── Data supplied

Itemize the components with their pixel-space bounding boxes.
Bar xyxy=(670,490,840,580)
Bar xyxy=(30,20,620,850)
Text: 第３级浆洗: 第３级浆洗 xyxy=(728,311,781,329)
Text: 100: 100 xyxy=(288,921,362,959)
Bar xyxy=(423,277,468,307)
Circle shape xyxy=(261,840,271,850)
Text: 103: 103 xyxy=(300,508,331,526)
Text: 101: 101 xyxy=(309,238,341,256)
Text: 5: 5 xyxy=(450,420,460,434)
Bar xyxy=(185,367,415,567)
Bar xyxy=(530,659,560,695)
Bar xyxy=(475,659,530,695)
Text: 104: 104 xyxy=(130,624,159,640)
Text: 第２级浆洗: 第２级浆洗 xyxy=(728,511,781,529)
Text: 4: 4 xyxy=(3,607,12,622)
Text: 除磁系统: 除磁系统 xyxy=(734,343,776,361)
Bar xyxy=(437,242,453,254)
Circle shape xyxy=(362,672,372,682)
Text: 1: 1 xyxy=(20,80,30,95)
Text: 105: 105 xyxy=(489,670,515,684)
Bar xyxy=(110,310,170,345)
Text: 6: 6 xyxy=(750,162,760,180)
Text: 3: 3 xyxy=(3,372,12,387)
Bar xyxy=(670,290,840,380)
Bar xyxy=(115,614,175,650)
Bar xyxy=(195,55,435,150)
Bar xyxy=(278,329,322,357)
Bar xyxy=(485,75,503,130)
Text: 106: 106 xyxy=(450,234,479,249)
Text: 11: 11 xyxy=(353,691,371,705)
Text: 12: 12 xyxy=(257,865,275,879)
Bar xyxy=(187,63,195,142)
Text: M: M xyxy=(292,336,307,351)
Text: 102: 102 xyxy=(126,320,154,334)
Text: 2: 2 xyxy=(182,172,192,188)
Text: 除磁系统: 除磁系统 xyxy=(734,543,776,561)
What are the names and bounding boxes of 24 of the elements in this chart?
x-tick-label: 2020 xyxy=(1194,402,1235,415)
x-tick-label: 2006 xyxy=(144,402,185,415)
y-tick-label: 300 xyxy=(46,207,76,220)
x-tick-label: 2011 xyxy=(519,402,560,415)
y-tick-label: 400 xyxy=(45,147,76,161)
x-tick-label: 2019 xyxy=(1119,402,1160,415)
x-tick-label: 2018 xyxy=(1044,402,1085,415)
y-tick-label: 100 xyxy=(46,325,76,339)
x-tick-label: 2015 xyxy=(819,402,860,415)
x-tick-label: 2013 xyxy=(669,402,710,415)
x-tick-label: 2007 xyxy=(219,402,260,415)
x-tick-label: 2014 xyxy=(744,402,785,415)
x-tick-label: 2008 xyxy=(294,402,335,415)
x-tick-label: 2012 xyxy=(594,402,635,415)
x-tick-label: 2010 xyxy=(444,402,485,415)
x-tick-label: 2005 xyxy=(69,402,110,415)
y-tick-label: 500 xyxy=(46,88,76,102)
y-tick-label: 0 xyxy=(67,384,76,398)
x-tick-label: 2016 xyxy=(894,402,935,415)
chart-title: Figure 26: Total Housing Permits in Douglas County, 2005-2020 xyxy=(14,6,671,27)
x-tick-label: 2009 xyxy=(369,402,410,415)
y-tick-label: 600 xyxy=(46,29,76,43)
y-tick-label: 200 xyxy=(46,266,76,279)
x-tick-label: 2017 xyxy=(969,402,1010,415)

────

Reproduce all of the data above verbatim, line for line.

Itemize the components with their pixel-space bounding boxes.
Bar xyxy=(670,490,840,580)
Bar xyxy=(30,20,620,850)
Text: 第３级浆洗: 第３级浆洗 xyxy=(728,311,781,329)
Text: 100: 100 xyxy=(288,921,362,959)
Bar xyxy=(423,277,468,307)
Circle shape xyxy=(261,840,271,850)
Text: 103: 103 xyxy=(300,508,331,526)
Text: 101: 101 xyxy=(309,238,341,256)
Text: 5: 5 xyxy=(450,420,460,434)
Bar xyxy=(185,367,415,567)
Bar xyxy=(530,659,560,695)
Bar xyxy=(475,659,530,695)
Text: 104: 104 xyxy=(130,624,159,640)
Text: 第２级浆洗: 第２级浆洗 xyxy=(728,511,781,529)
Text: 4: 4 xyxy=(3,607,12,622)
Text: 除磁系统: 除磁系统 xyxy=(734,343,776,361)
Bar xyxy=(437,242,453,254)
Circle shape xyxy=(362,672,372,682)
Text: 1: 1 xyxy=(20,80,30,95)
Text: 105: 105 xyxy=(489,670,515,684)
Bar xyxy=(110,310,170,345)
Text: 6: 6 xyxy=(750,162,760,180)
Text: 3: 3 xyxy=(3,372,12,387)
Bar xyxy=(670,290,840,380)
Bar xyxy=(115,614,175,650)
Bar xyxy=(195,55,435,150)
Bar xyxy=(278,329,322,357)
Bar xyxy=(485,75,503,130)
Text: 106: 106 xyxy=(450,234,479,249)
Text: 11: 11 xyxy=(353,691,371,705)
Text: 12: 12 xyxy=(257,865,275,879)
Bar xyxy=(187,63,195,142)
Text: M: M xyxy=(292,336,307,351)
Text: 102: 102 xyxy=(126,320,154,334)
Text: 2: 2 xyxy=(182,172,192,188)
Text: 除磁系统: 除磁系统 xyxy=(734,543,776,561)
What are the names and bounding boxes of 24 of the elements in this chart?
x-tick-label: 2020 xyxy=(1194,402,1235,415)
x-tick-label: 2006 xyxy=(144,402,185,415)
y-tick-label: 300 xyxy=(46,207,76,220)
x-tick-label: 2011 xyxy=(519,402,560,415)
y-tick-label: 400 xyxy=(45,147,76,161)
x-tick-label: 2019 xyxy=(1119,402,1160,415)
x-tick-label: 2018 xyxy=(1044,402,1085,415)
y-tick-label: 100 xyxy=(46,325,76,339)
x-tick-label: 2015 xyxy=(819,402,860,415)
x-tick-label: 2013 xyxy=(669,402,710,415)
x-tick-label: 2007 xyxy=(219,402,260,415)
x-tick-label: 2014 xyxy=(744,402,785,415)
x-tick-label: 2008 xyxy=(294,402,335,415)
x-tick-label: 2012 xyxy=(594,402,635,415)
x-tick-label: 2010 xyxy=(444,402,485,415)
x-tick-label: 2005 xyxy=(69,402,110,415)
y-tick-label: 500 xyxy=(46,88,76,102)
y-tick-label: 0 xyxy=(67,384,76,398)
x-tick-label: 2016 xyxy=(894,402,935,415)
chart-title: Figure 26: Total Housing Permits in Douglas County, 2005-2020 xyxy=(14,6,671,27)
x-tick-label: 2009 xyxy=(369,402,410,415)
y-tick-label: 600 xyxy=(46,29,76,43)
y-tick-label: 200 xyxy=(46,266,76,279)
x-tick-label: 2017 xyxy=(969,402,1010,415)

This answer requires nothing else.